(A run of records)
+ + + +
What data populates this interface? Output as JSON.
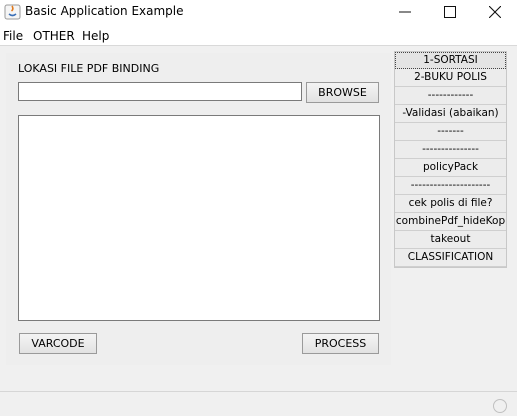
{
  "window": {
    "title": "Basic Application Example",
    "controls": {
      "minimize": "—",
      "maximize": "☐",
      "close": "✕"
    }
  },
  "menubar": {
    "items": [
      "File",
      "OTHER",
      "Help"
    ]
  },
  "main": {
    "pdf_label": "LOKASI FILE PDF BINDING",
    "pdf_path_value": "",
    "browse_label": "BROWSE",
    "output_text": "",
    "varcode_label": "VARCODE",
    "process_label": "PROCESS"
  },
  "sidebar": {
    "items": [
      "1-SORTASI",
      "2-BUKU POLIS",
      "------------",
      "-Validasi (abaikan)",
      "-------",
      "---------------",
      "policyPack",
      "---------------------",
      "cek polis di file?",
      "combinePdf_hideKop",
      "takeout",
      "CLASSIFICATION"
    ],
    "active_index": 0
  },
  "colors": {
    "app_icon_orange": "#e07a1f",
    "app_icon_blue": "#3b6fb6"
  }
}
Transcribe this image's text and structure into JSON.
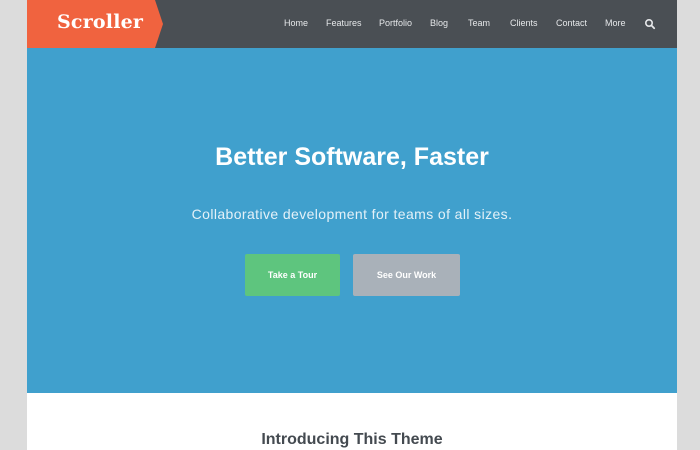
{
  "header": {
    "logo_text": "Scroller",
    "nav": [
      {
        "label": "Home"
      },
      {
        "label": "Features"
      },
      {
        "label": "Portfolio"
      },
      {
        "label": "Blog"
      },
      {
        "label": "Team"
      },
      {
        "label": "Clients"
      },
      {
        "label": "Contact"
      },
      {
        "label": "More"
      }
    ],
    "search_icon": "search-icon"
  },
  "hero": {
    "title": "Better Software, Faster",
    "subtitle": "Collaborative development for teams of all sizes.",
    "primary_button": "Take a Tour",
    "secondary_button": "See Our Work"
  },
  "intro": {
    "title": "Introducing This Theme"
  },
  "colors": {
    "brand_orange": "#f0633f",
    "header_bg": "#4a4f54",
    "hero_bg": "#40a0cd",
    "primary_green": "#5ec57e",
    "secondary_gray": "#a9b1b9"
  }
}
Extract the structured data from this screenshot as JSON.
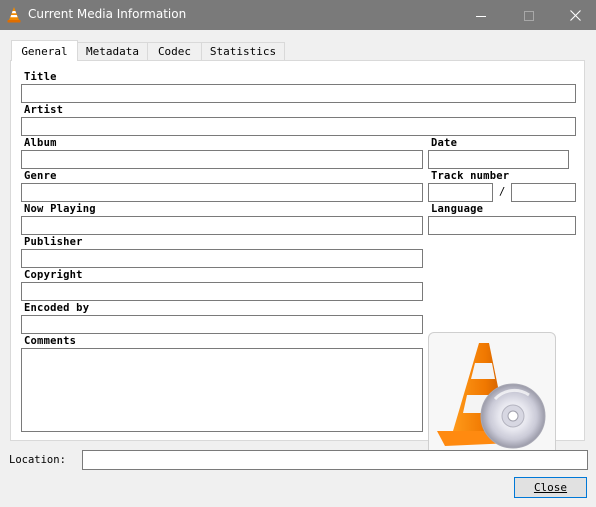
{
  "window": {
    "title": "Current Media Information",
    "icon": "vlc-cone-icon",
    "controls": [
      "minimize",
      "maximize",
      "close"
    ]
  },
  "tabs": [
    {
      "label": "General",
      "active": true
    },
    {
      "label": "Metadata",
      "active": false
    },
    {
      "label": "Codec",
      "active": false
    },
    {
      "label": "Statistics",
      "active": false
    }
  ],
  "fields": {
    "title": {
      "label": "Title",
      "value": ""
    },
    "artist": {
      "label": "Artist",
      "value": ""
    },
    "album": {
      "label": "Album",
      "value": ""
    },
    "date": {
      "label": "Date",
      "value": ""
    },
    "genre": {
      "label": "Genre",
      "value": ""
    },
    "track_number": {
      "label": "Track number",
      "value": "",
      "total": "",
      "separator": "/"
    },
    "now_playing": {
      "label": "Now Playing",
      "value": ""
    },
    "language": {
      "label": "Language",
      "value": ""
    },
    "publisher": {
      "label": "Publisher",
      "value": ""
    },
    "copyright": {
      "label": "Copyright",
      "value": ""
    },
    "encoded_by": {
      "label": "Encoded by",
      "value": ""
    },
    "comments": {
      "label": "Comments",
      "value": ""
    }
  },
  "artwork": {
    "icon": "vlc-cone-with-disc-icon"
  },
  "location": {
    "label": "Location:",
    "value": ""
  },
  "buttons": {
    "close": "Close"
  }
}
+ + + +
* [What you are asked to do]: Beginning with the line that holds "Extract the structured", output each line to the end of the material above, exactly, omitting the pictures.

* [The completed task]:
Extract the structured data from this screenshot as JSON.
{
  "window": {
    "title": "Current Media Information",
    "icon": "vlc-cone-icon",
    "controls": [
      "minimize",
      "maximize",
      "close"
    ]
  },
  "tabs": [
    {
      "label": "General",
      "active": true
    },
    {
      "label": "Metadata",
      "active": false
    },
    {
      "label": "Codec",
      "active": false
    },
    {
      "label": "Statistics",
      "active": false
    }
  ],
  "fields": {
    "title": {
      "label": "Title",
      "value": ""
    },
    "artist": {
      "label": "Artist",
      "value": ""
    },
    "album": {
      "label": "Album",
      "value": ""
    },
    "date": {
      "label": "Date",
      "value": ""
    },
    "genre": {
      "label": "Genre",
      "value": ""
    },
    "track_number": {
      "label": "Track number",
      "value": "",
      "total": "",
      "separator": "/"
    },
    "now_playing": {
      "label": "Now Playing",
      "value": ""
    },
    "language": {
      "label": "Language",
      "value": ""
    },
    "publisher": {
      "label": "Publisher",
      "value": ""
    },
    "copyright": {
      "label": "Copyright",
      "value": ""
    },
    "encoded_by": {
      "label": "Encoded by",
      "value": ""
    },
    "comments": {
      "label": "Comments",
      "value": ""
    }
  },
  "artwork": {
    "icon": "vlc-cone-with-disc-icon"
  },
  "location": {
    "label": "Location:",
    "value": ""
  },
  "buttons": {
    "close": "Close"
  }
}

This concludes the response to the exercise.